> WHAT YOU HAVE TO DO:
Quote the listing below in its entirety, omitting every image.

Stored data entries
* start *

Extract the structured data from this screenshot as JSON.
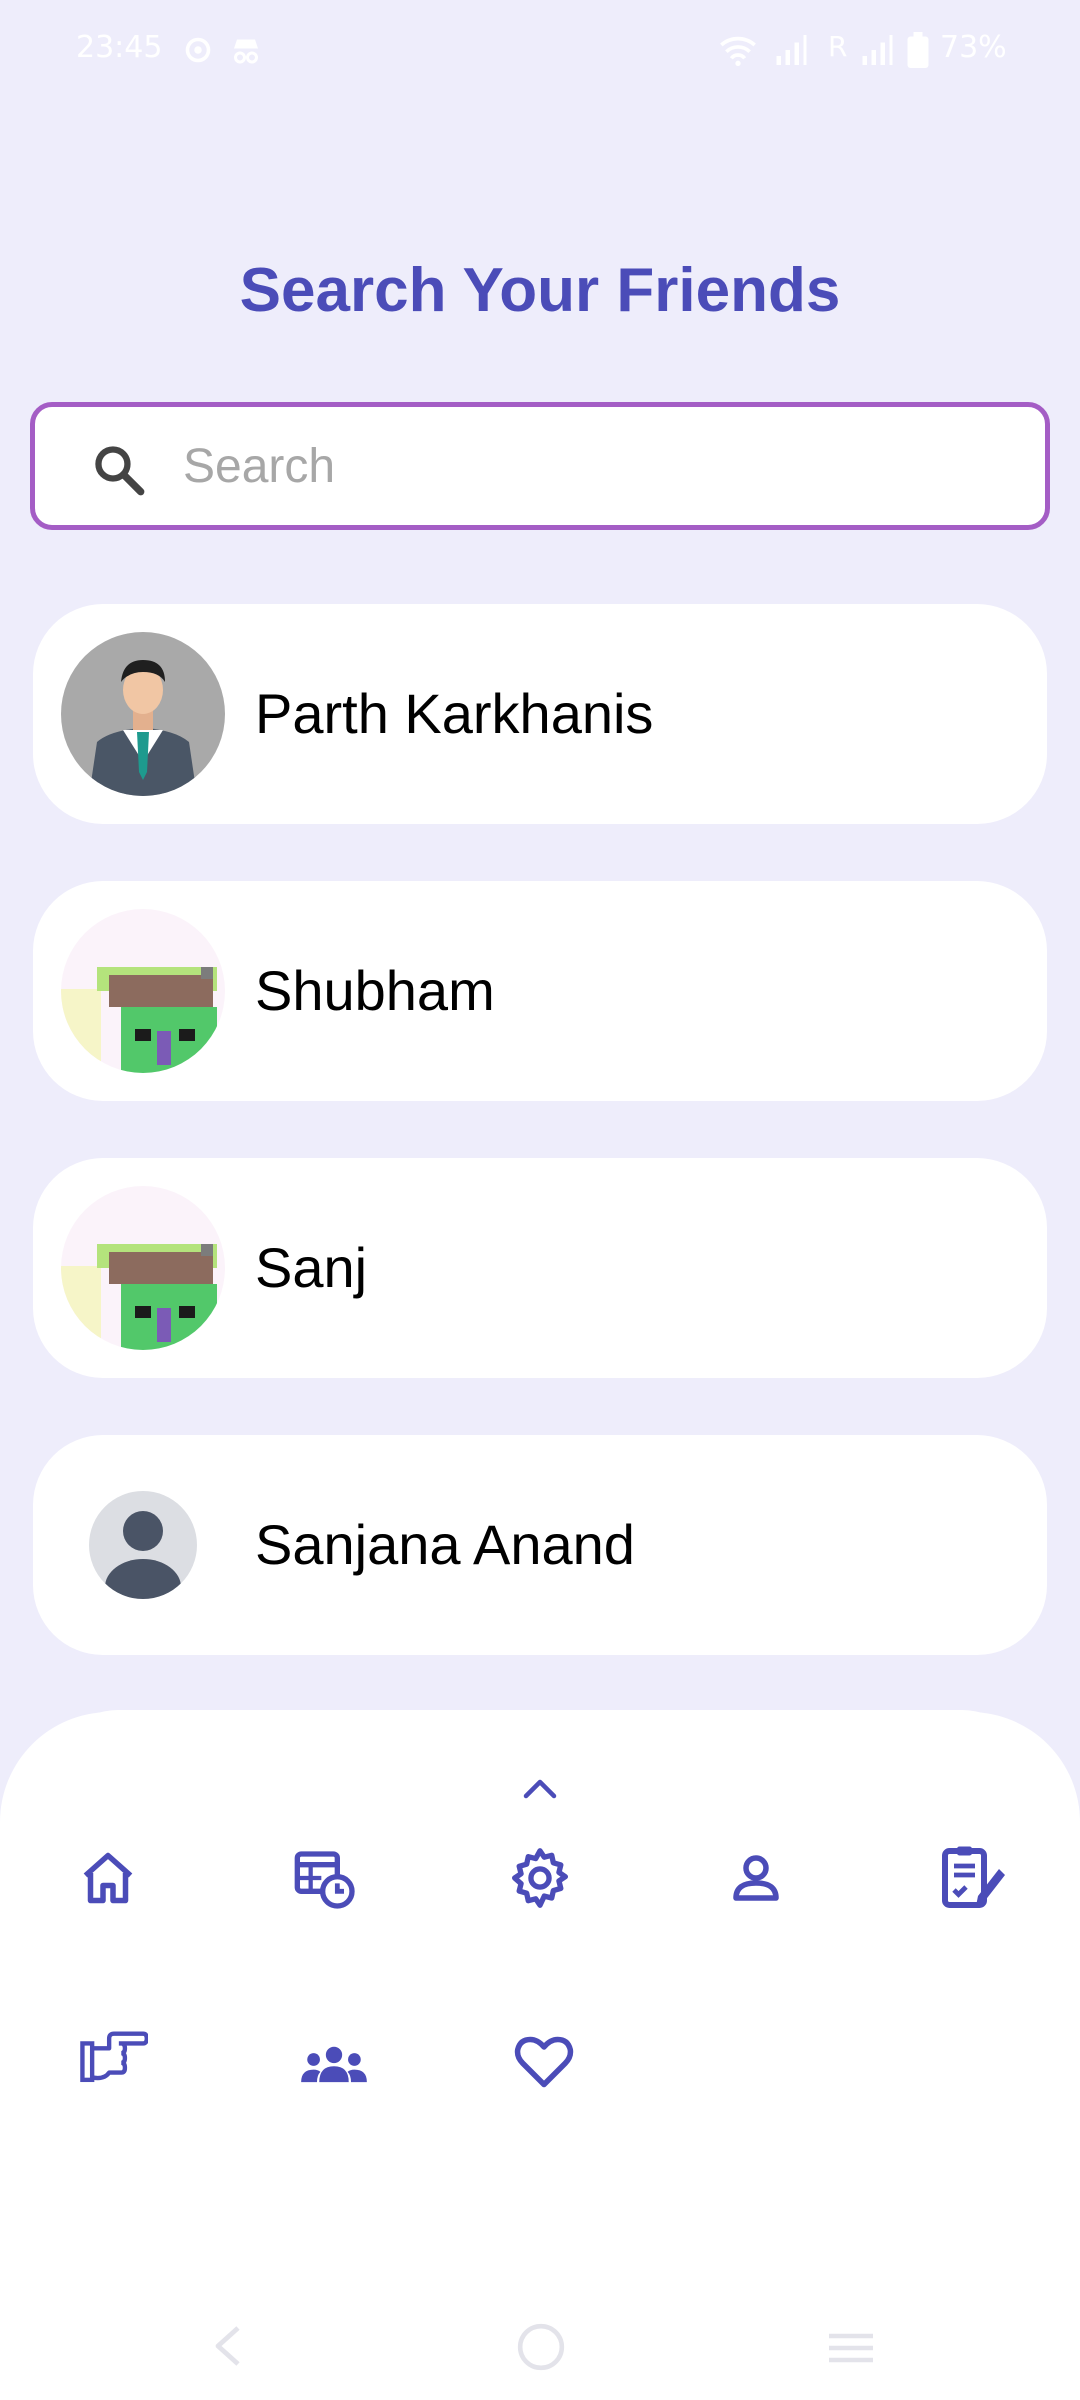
{
  "status_bar": {
    "time": "23:45",
    "battery_percent": "73%",
    "roaming_label": "R",
    "icons": [
      "settings-icon",
      "incognito-icon",
      "wifi-icon",
      "signal-icon",
      "signal-icon",
      "battery-icon"
    ]
  },
  "header": {
    "title": "Search Your Friends"
  },
  "search": {
    "placeholder": "Search",
    "value": ""
  },
  "friends": [
    {
      "name": "Parth Karkhanis",
      "avatar": "businessman-avatar"
    },
    {
      "name": "Shubham",
      "avatar": "pixel-art-avatar"
    },
    {
      "name": "Sanj",
      "avatar": "pixel-art-avatar"
    },
    {
      "name": "Sanjana Anand",
      "avatar": "default-person-avatar"
    }
  ],
  "bottom_menu": {
    "expand_icon": "chevron-up-icon",
    "row1": [
      "home-icon",
      "schedule-icon",
      "settings-icon",
      "profile-icon",
      "notes-icon"
    ],
    "row2": [
      "pointing-hand-icon",
      "group-icon",
      "heart-icon"
    ]
  },
  "system_nav": [
    "back-icon",
    "home-circle-icon",
    "recents-icon"
  ],
  "colors": {
    "background": "#EEEDFB",
    "accent": "#4B4CB8",
    "search_border": "#A45DC5",
    "card": "#FFFFFF"
  }
}
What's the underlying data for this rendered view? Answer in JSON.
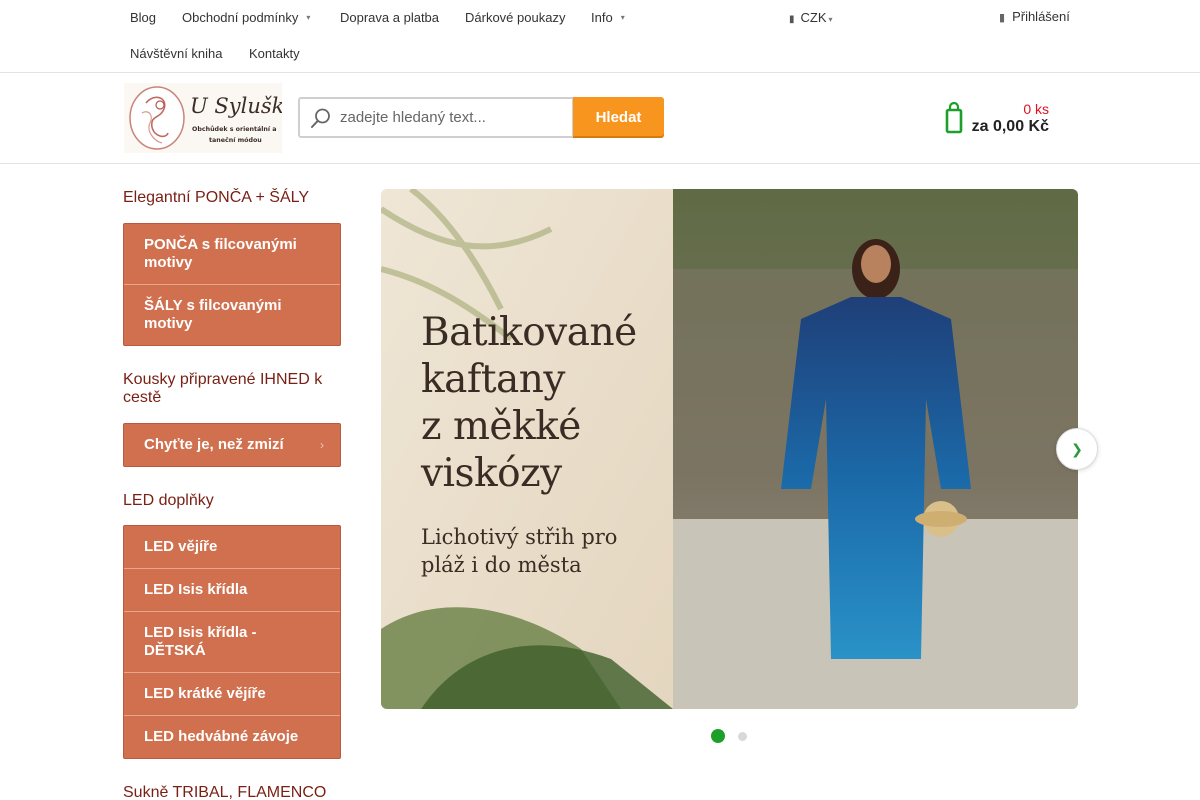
{
  "topnav": {
    "items": [
      {
        "label": "Blog",
        "has_dropdown": false
      },
      {
        "label": "Obchodní podmínky",
        "has_dropdown": true
      },
      {
        "label": "Doprava a platba",
        "has_dropdown": false
      },
      {
        "label": "Dárkové poukazy",
        "has_dropdown": false
      },
      {
        "label": "Info",
        "has_dropdown": true
      },
      {
        "label": "Návštěvní kniha",
        "has_dropdown": false
      },
      {
        "label": "Kontakty",
        "has_dropdown": false
      }
    ],
    "currency": "CZK",
    "login": "Přihlášení"
  },
  "header": {
    "logo_text": "U Sylušky",
    "logo_tagline_1": "Obchůdek s orientální a",
    "logo_tagline_2": "taneční módou",
    "search": {
      "placeholder": "zadejte hledaný text...",
      "value": "",
      "button": "Hledat"
    },
    "cart": {
      "quantity": "0 ks",
      "total": "za 0,00 Kč"
    }
  },
  "sidebar": {
    "sections": [
      {
        "title": "Elegantní PONČA + ŠÁLY",
        "items": [
          {
            "label": "PONČA s filcovanými motivy",
            "has_submenu": false
          },
          {
            "label": "ŠÁLY s filcovanými motivy",
            "has_submenu": false
          }
        ]
      },
      {
        "title": "Kousky připravené IHNED k cestě",
        "items": [
          {
            "label": "Chyťte je, než zmizí",
            "has_submenu": true
          }
        ]
      },
      {
        "title": "LED doplňky",
        "items": [
          {
            "label": "LED vějíře",
            "has_submenu": false
          },
          {
            "label": "LED Isis křídla",
            "has_submenu": false
          },
          {
            "label": "LED Isis křídla - DĚTSKÁ",
            "has_submenu": false
          },
          {
            "label": "LED krátké vějíře",
            "has_submenu": false
          },
          {
            "label": "LED hedvábné závoje",
            "has_submenu": false
          }
        ]
      },
      {
        "title": "Sukně TRIBAL, FLAMENCO",
        "items": []
      }
    ]
  },
  "banner": {
    "headline_lines": [
      "Batikované",
      "kaftany",
      "z měkké",
      "viskózy"
    ],
    "sub_lines": [
      "Lichotivý střih pro",
      "pláž i do města"
    ],
    "slides_total": 2,
    "active_slide": 1
  },
  "colors": {
    "accent_orange": "#f7951e",
    "menu_bg": "#d0704f",
    "category_title": "#7a1f14",
    "cart_icon": "#1e9f2c",
    "slider_active_dot": "#1e9f2c"
  },
  "icons": {
    "currency": "credit-card-icon",
    "login": "user-icon",
    "search": "magnifier-icon",
    "cart": "cart-icon",
    "next": "chevron-right-icon",
    "submenu": "chevron-right-icon",
    "dropdown": "caret-down-icon"
  }
}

* end *

> OUTPUT FOR THIS TASK:
Extract the structured data from this screenshot as JSON.
{
  "status_bar": {
    "time": "23:45",
    "battery_percent": "73%",
    "roaming_label": "R",
    "icons": [
      "settings-icon",
      "incognito-icon",
      "wifi-icon",
      "signal-icon",
      "signal-icon",
      "battery-icon"
    ]
  },
  "header": {
    "title": "Search Your Friends"
  },
  "search": {
    "placeholder": "Search",
    "value": ""
  },
  "friends": [
    {
      "name": "Parth Karkhanis",
      "avatar": "businessman-avatar"
    },
    {
      "name": "Shubham",
      "avatar": "pixel-art-avatar"
    },
    {
      "name": "Sanj",
      "avatar": "pixel-art-avatar"
    },
    {
      "name": "Sanjana Anand",
      "avatar": "default-person-avatar"
    }
  ],
  "bottom_menu": {
    "expand_icon": "chevron-up-icon",
    "row1": [
      "home-icon",
      "schedule-icon",
      "settings-icon",
      "profile-icon",
      "notes-icon"
    ],
    "row2": [
      "pointing-hand-icon",
      "group-icon",
      "heart-icon"
    ]
  },
  "system_nav": [
    "back-icon",
    "home-circle-icon",
    "recents-icon"
  ],
  "colors": {
    "background": "#EEEDFB",
    "accent": "#4B4CB8",
    "search_border": "#A45DC5",
    "card": "#FFFFFF"
  }
}
What's the underlying data for this rendered view? Answer in JSON.
{
  "topnav": {
    "items": [
      {
        "label": "Blog",
        "has_dropdown": false
      },
      {
        "label": "Obchodní podmínky",
        "has_dropdown": true
      },
      {
        "label": "Doprava a platba",
        "has_dropdown": false
      },
      {
        "label": "Dárkové poukazy",
        "has_dropdown": false
      },
      {
        "label": "Info",
        "has_dropdown": true
      },
      {
        "label": "Návštěvní kniha",
        "has_dropdown": false
      },
      {
        "label": "Kontakty",
        "has_dropdown": false
      }
    ],
    "currency": "CZK",
    "login": "Přihlášení"
  },
  "header": {
    "logo_text": "U Sylušky",
    "logo_tagline_1": "Obchůdek s orientální a",
    "logo_tagline_2": "taneční módou",
    "search": {
      "placeholder": "zadejte hledaný text...",
      "value": "",
      "button": "Hledat"
    },
    "cart": {
      "quantity": "0 ks",
      "total": "za 0,00 Kč"
    }
  },
  "sidebar": {
    "sections": [
      {
        "title": "Elegantní PONČA + ŠÁLY",
        "items": [
          {
            "label": "PONČA s filcovanými motivy",
            "has_submenu": false
          },
          {
            "label": "ŠÁLY s filcovanými motivy",
            "has_submenu": false
          }
        ]
      },
      {
        "title": "Kousky připravené IHNED k cestě",
        "items": [
          {
            "label": "Chyťte je, než zmizí",
            "has_submenu": true
          }
        ]
      },
      {
        "title": "LED doplňky",
        "items": [
          {
            "label": "LED vějíře",
            "has_submenu": false
          },
          {
            "label": "LED Isis křídla",
            "has_submenu": false
          },
          {
            "label": "LED Isis křídla - DĚTSKÁ",
            "has_submenu": false
          },
          {
            "label": "LED krátké vějíře",
            "has_submenu": false
          },
          {
            "label": "LED hedvábné závoje",
            "has_submenu": false
          }
        ]
      },
      {
        "title": "Sukně TRIBAL, FLAMENCO",
        "items": []
      }
    ]
  },
  "banner": {
    "headline_lines": [
      "Batikované",
      "kaftany",
      "z měkké",
      "viskózy"
    ],
    "sub_lines": [
      "Lichotivý střih pro",
      "pláž i do města"
    ],
    "slides_total": 2,
    "active_slide": 1
  },
  "colors": {
    "accent_orange": "#f7951e",
    "menu_bg": "#d0704f",
    "category_title": "#7a1f14",
    "cart_icon": "#1e9f2c",
    "slider_active_dot": "#1e9f2c"
  },
  "icons": {
    "currency": "credit-card-icon",
    "login": "user-icon",
    "search": "magnifier-icon",
    "cart": "cart-icon",
    "next": "chevron-right-icon",
    "submenu": "chevron-right-icon",
    "dropdown": "caret-down-icon"
  }
}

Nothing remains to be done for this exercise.